Given exercise: In the entries below, count every line containing "momenteel". Reply with the number alone.

━━━━

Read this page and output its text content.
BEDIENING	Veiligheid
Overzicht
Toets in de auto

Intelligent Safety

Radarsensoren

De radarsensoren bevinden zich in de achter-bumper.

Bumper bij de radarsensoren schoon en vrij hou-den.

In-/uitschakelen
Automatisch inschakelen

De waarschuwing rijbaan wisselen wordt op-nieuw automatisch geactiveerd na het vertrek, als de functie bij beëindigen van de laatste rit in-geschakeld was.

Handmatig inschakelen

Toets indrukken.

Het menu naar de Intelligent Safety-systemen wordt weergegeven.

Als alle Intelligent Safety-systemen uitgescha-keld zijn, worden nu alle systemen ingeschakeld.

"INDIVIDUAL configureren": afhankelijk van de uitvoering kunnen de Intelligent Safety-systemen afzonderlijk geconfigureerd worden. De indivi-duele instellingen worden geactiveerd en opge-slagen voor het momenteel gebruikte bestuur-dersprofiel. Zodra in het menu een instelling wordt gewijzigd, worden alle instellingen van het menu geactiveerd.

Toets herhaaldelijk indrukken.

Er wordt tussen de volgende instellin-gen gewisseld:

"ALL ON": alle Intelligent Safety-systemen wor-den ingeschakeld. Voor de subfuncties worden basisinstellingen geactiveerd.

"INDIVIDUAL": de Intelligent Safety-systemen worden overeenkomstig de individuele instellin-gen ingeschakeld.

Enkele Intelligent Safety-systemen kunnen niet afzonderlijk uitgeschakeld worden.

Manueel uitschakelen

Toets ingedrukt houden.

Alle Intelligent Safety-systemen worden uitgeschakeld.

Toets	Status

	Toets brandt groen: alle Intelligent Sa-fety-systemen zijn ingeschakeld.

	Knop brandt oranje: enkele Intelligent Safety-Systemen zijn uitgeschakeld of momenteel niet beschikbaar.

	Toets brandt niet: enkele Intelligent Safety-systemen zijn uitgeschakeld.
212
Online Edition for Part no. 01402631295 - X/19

━━━━

Written answer: 2